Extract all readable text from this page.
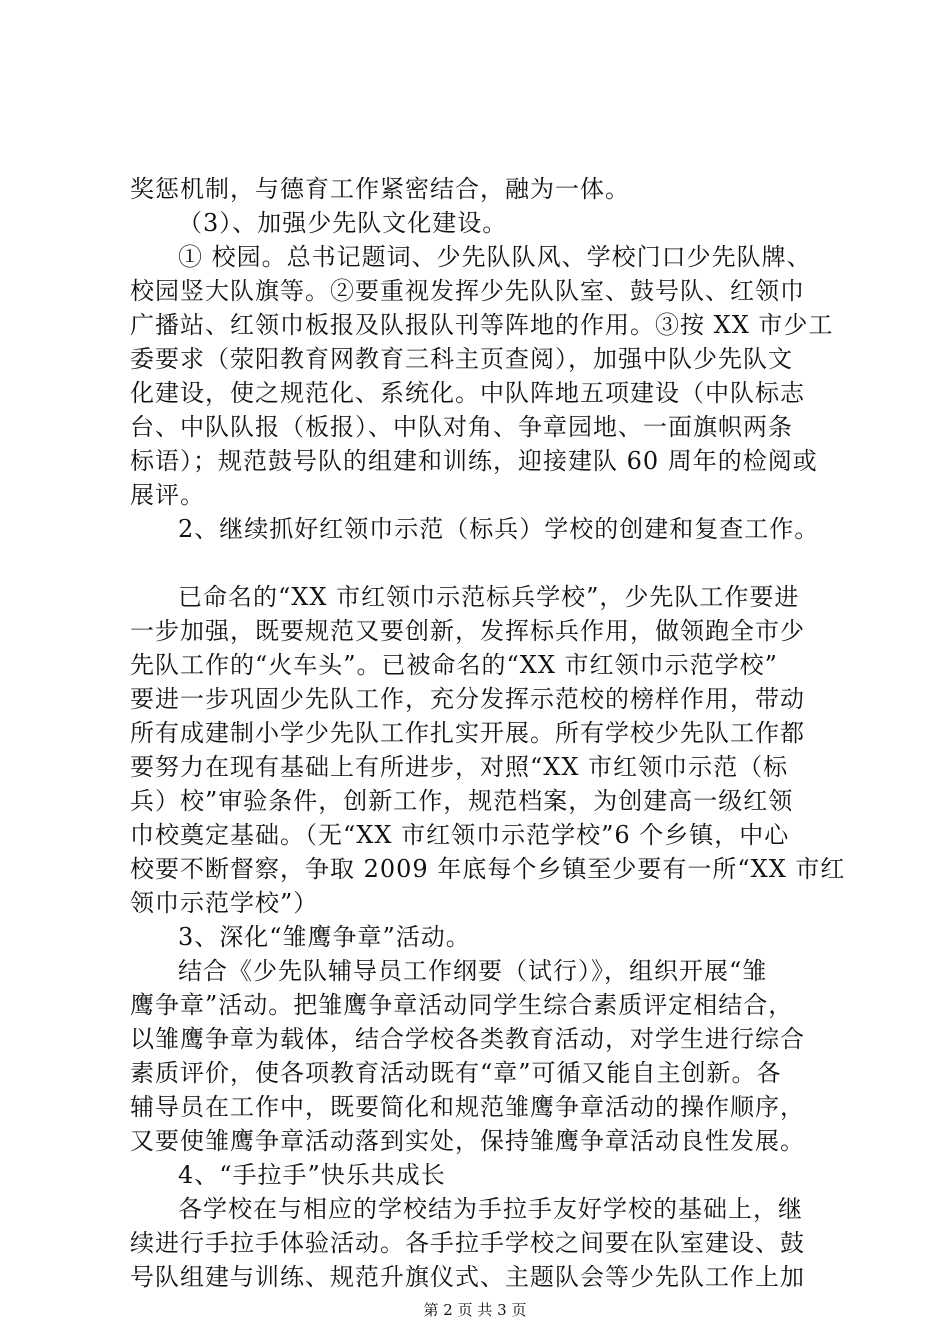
奖惩机制，与德育工作紧密结合，融为一体。
（3）、加强少先队文化建设。
① 校园。总书记题词、少先队队风、学校门口少先队牌、
校园竖大队旗等。②要重视发挥少先队队室、鼓号队、红领巾
广播站、红领巾板报及队报队刊等阵地的作用。③按 XX 市少工
委要求（荥阳教育网教育三科主页查阅），加强中队少先队文
化建设，使之规范化、系统化。中队阵地五项建设（中队标志
台、中队队报（板报）、中队对角、争章园地、一面旗帜两条
标语）；规范鼓号队的组建和训练，迎接建队 60 周年的检阅或
展评。
2、继续抓好红领巾示范（标兵）学校的创建和复查工作。
已命名的“XX 市红领巾示范标兵学校”，少先队工作要进
一步加强，既要规范又要创新，发挥标兵作用，做领跑全市少
先队工作的“火车头”。已被命名的“XX 市红领巾示范学校”
要进一步巩固少先队工作，充分发挥示范校的榜样作用，带动
所有成建制小学少先队工作扎实开展。所有学校少先队工作都
要努力在现有基础上有所进步，对照“XX 市红领巾示范（标
兵）校”审验条件，创新工作，规范档案，为创建高一级红领
巾校奠定基础。（无“XX 市红领巾示范学校”6 个乡镇，中心
校要不断督察，争取 2009 年底每个乡镇至少要有一所“XX 市红
领巾示范学校”）
3、深化“雏鹰争章”活动。
结合《少先队辅导员工作纲要（试行）》，组织开展“雏
鹰争章”活动。把雏鹰争章活动同学生综合素质评定相结合，
以雏鹰争章为载体，结合学校各类教育活动，对学生进行综合
素质评价，使各项教育活动既有“章”可循又能自主创新。各
辅导员在工作中，既要简化和规范雏鹰争章活动的操作顺序，
又要使雏鹰争章活动落到实处，保持雏鹰争章活动良性发展。
4、“手拉手”快乐共成长
各学校在与相应的学校结为手拉手友好学校的基础上，继
续进行手拉手体验活动。各手拉手学校之间要在队室建设、鼓
号队组建与训练、规范升旗仪式、主题队会等少先队工作上加
第 2 页 共 3 页
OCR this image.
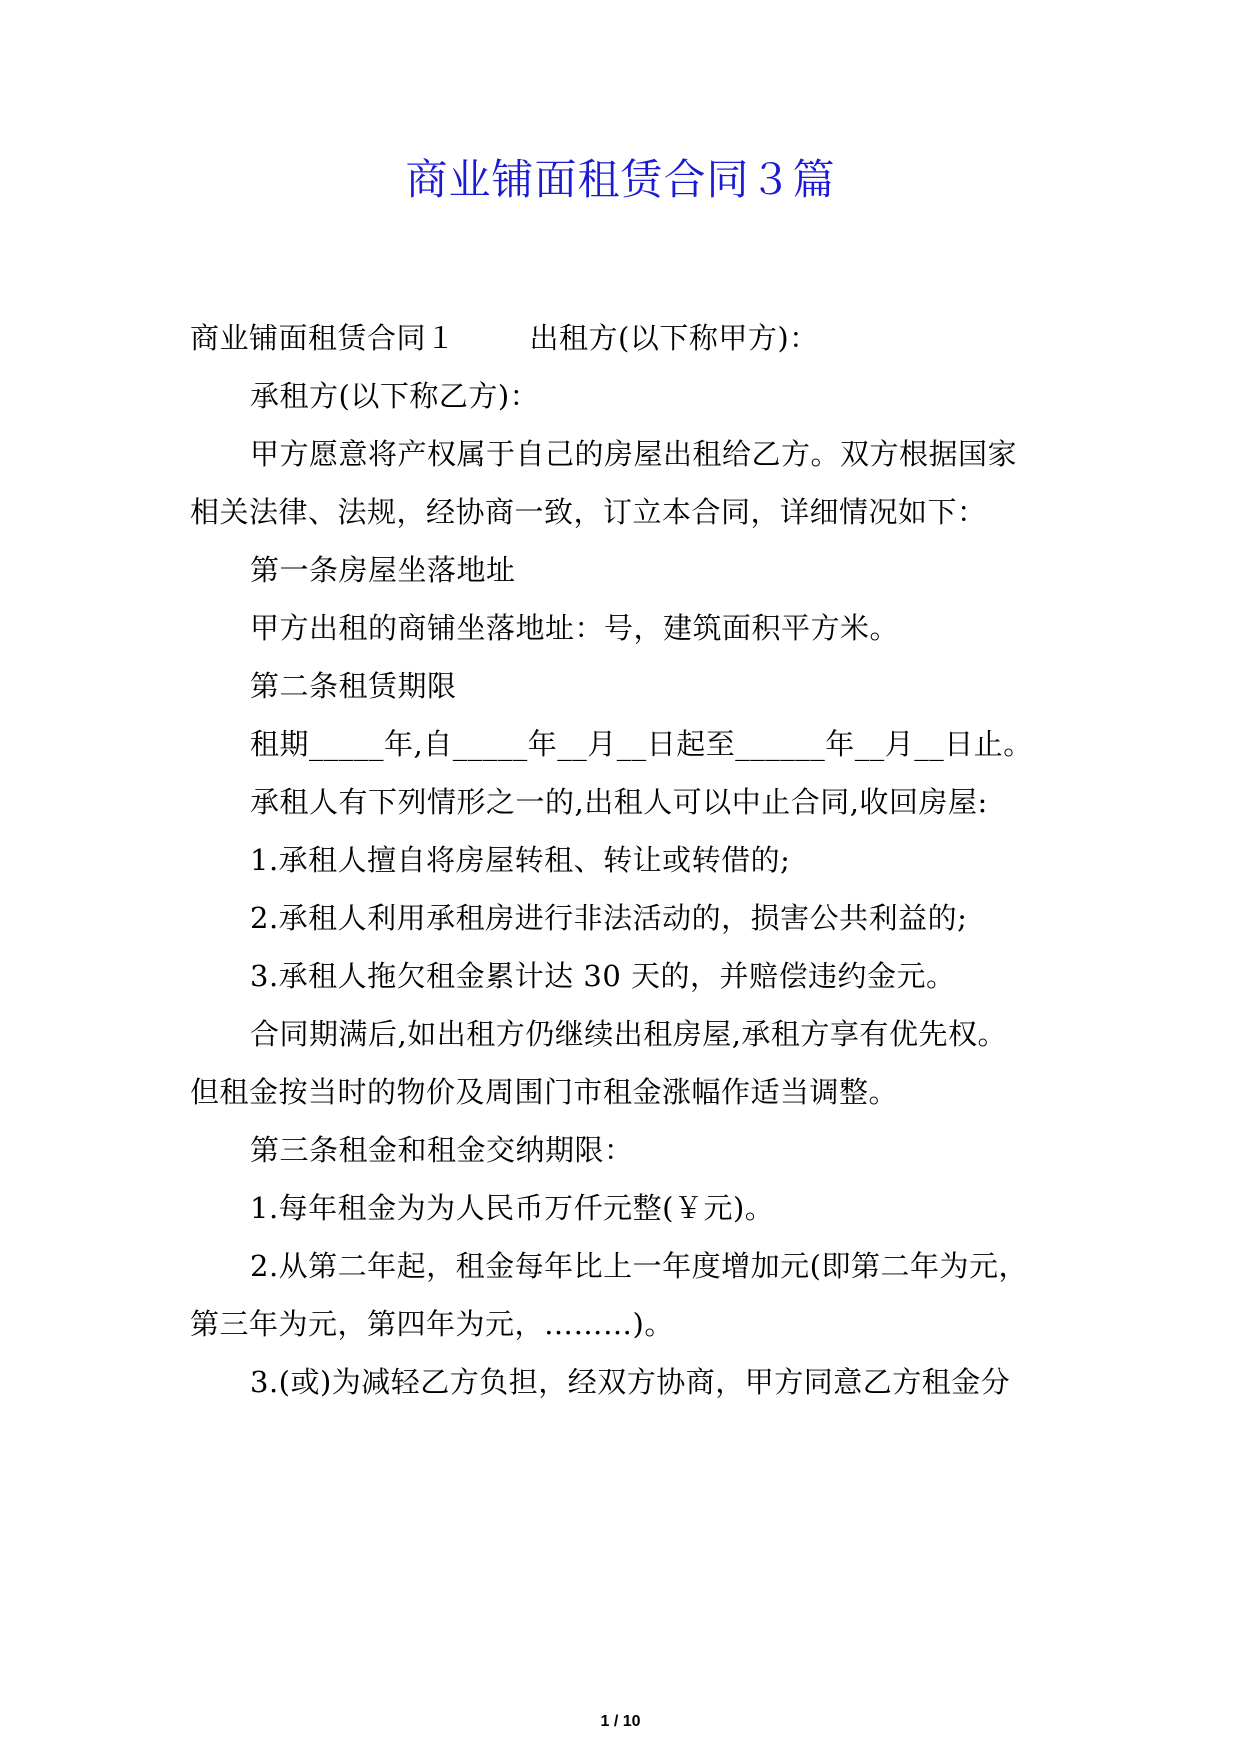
商业铺面租赁合同３篇
商业铺面租赁合同１	出租方(以下称甲方)：
承租方(以下称乙方)：
甲方愿意将产权属于自己的房屋出租给乙方。双方根据国家
相关法律、法规，经协商一致，订立本合同，详细情况如下：
第一条房屋坐落地址
甲方出租的商铺坐落地址：号，建筑面积平方米。
第二条租赁期限
租期_____年,自_____年__月__日起至______年__月__日止。
承租人有下列情形之一的,出租人可以中止合同,收回房屋:
1.承租人擅自将房屋转租、转让或转借的;
2.承租人利用承租房进行非法活动的，损害公共利益的;
3.承租人拖欠租金累计达 30 天的，并赔偿违约金元。
合同期满后,如出租方仍继续出租房屋,承租方享有优先权。
但租金按当时的物价及周围门市租金涨幅作适当调整。
第三条租金和租金交纳期限：
1.每年租金为为人民币万仟元整(￥元)。
2.从第二年起，租金每年比上一年度增加元(即第二年为元，
第三年为元，第四年为元，………)。
3.(或)为减轻乙方负担，经双方协商，甲方同意乙方租金分
1 / 10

::::

Track down every line with the word "市红领巾示范学校" and copy it.

先队工作的“火车头”。已被命名的“XX 市红领巾示范学校”
巾校奠定基础。（无“XX 市红领巾示范学校”6 个乡镇，中心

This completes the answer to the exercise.